### Short exercise
Write out the material exactly, leaving every picture behind.

+++ Data to use +++

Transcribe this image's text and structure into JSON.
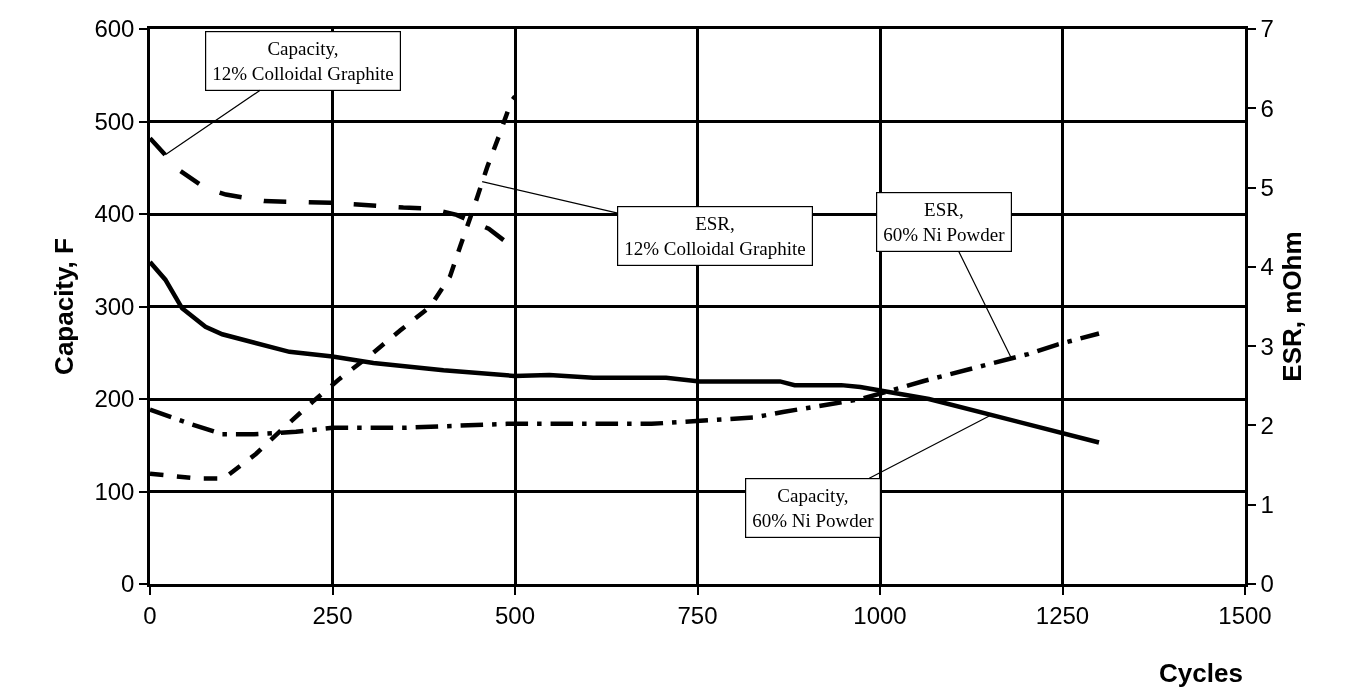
{
  "chart_data": {
    "type": "line",
    "xlabel": "Cycles",
    "ylabel": "Capacity, F",
    "y2label": "ESR, mOhm",
    "xlim": [
      0,
      1500
    ],
    "xticks": [
      0,
      250,
      500,
      750,
      1000,
      1250,
      1500
    ],
    "ylim": [
      0,
      600
    ],
    "yticks": [
      0,
      100,
      200,
      300,
      400,
      500,
      600
    ],
    "y2lim": [
      0,
      7
    ],
    "y2ticks": [
      0,
      1,
      2,
      3,
      4,
      5,
      6,
      7
    ],
    "grid": true,
    "marker": "none",
    "series": [
      {
        "color": "#000000",
        "line_style": "dashed",
        "x": [
          0,
          39,
          76,
          104,
          156,
          250,
          347,
          384,
          420,
          464,
          499
        ],
        "values": [
          482,
          448,
          428,
          421,
          414,
          412,
          407,
          406,
          399,
          384,
          363
        ]
      },
      {
        "color": "#000000",
        "line_style": "dotted",
        "axis": "y2",
        "x": [
          0,
          67,
          101,
          145,
          182,
          223,
          260,
          301,
          343,
          384,
          411,
          425,
          444,
          462,
          478,
          495,
          500
        ],
        "values": [
          1.39,
          1.33,
          1.33,
          1.64,
          1.96,
          2.3,
          2.59,
          2.88,
          3.2,
          3.5,
          3.88,
          4.26,
          4.76,
          5.26,
          5.65,
          6.09,
          6.15
        ]
      },
      {
        "color": "#000000",
        "line_style": "solid",
        "x": [
          0,
          21,
          44,
          76,
          99,
          191,
          250,
          306,
          402,
          499,
          547,
          607,
          707,
          753,
          863,
          883,
          947,
          973,
          1067,
          1300
        ],
        "values": [
          348,
          329,
          298,
          278,
          270,
          251,
          246,
          239,
          231,
          225,
          226,
          223,
          223,
          219,
          219,
          215,
          215,
          213,
          200,
          153
        ]
      },
      {
        "color": "#000000",
        "line_style": "dashdot",
        "axis": "y2",
        "x": [
          0,
          55,
          99,
          143,
          200,
          250,
          347,
          489,
          577,
          687,
          827,
          867,
          973,
          1060,
          1203,
          1243,
          1300
        ],
        "values": [
          2.2,
          2.02,
          1.89,
          1.89,
          1.92,
          1.97,
          1.97,
          2.02,
          2.02,
          2.02,
          2.1,
          2.17,
          2.33,
          2.56,
          2.9,
          3.02,
          3.16
        ]
      }
    ],
    "annotations": [
      {
        "text": "Capacity,\n12% Colloidal Graphite",
        "x": 21,
        "y": 464
      },
      {
        "text": "ESR,\n12% Colloidal Graphite",
        "x": 455,
        "y": 435
      },
      {
        "text": "ESR,\n60% Ni Powder",
        "x": 1180,
        "y": 244
      },
      {
        "text": "Capacity,\n60% Ni Powder",
        "x": 1153,
        "y": 183
      }
    ]
  }
}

+++

### Response to this task
Transcribe this image's text and structure into JSON.
{
  "chart_data": {
    "type": "line",
    "xlabel": "Cycles",
    "ylabel": "Capacity, F",
    "y2label": "ESR, mOhm",
    "xlim": [
      0,
      1500
    ],
    "xticks": [
      0,
      250,
      500,
      750,
      1000,
      1250,
      1500
    ],
    "ylim": [
      0,
      600
    ],
    "yticks": [
      0,
      100,
      200,
      300,
      400,
      500,
      600
    ],
    "y2lim": [
      0,
      7
    ],
    "y2ticks": [
      0,
      1,
      2,
      3,
      4,
      5,
      6,
      7
    ],
    "grid": true,
    "marker": "none",
    "series": [
      {
        "color": "#000000",
        "line_style": "dashed",
        "x": [
          0,
          39,
          76,
          104,
          156,
          250,
          347,
          384,
          420,
          464,
          499
        ],
        "values": [
          482,
          448,
          428,
          421,
          414,
          412,
          407,
          406,
          399,
          384,
          363
        ]
      },
      {
        "color": "#000000",
        "line_style": "dotted",
        "axis": "y2",
        "x": [
          0,
          67,
          101,
          145,
          182,
          223,
          260,
          301,
          343,
          384,
          411,
          425,
          444,
          462,
          478,
          495,
          500
        ],
        "values": [
          1.39,
          1.33,
          1.33,
          1.64,
          1.96,
          2.3,
          2.59,
          2.88,
          3.2,
          3.5,
          3.88,
          4.26,
          4.76,
          5.26,
          5.65,
          6.09,
          6.15
        ]
      },
      {
        "color": "#000000",
        "line_style": "solid",
        "x": [
          0,
          21,
          44,
          76,
          99,
          191,
          250,
          306,
          402,
          499,
          547,
          607,
          707,
          753,
          863,
          883,
          947,
          973,
          1067,
          1300
        ],
        "values": [
          348,
          329,
          298,
          278,
          270,
          251,
          246,
          239,
          231,
          225,
          226,
          223,
          223,
          219,
          219,
          215,
          215,
          213,
          200,
          153
        ]
      },
      {
        "color": "#000000",
        "line_style": "dashdot",
        "axis": "y2",
        "x": [
          0,
          55,
          99,
          143,
          200,
          250,
          347,
          489,
          577,
          687,
          827,
          867,
          973,
          1060,
          1203,
          1243,
          1300
        ],
        "values": [
          2.2,
          2.02,
          1.89,
          1.89,
          1.92,
          1.97,
          1.97,
          2.02,
          2.02,
          2.02,
          2.1,
          2.17,
          2.33,
          2.56,
          2.9,
          3.02,
          3.16
        ]
      }
    ],
    "annotations": [
      {
        "text": "Capacity,\n12% Colloidal Graphite",
        "x": 21,
        "y": 464
      },
      {
        "text": "ESR,\n12% Colloidal Graphite",
        "x": 455,
        "y": 435
      },
      {
        "text": "ESR,\n60% Ni Powder",
        "x": 1180,
        "y": 244
      },
      {
        "text": "Capacity,\n60% Ni Powder",
        "x": 1153,
        "y": 183
      }
    ]
  }
}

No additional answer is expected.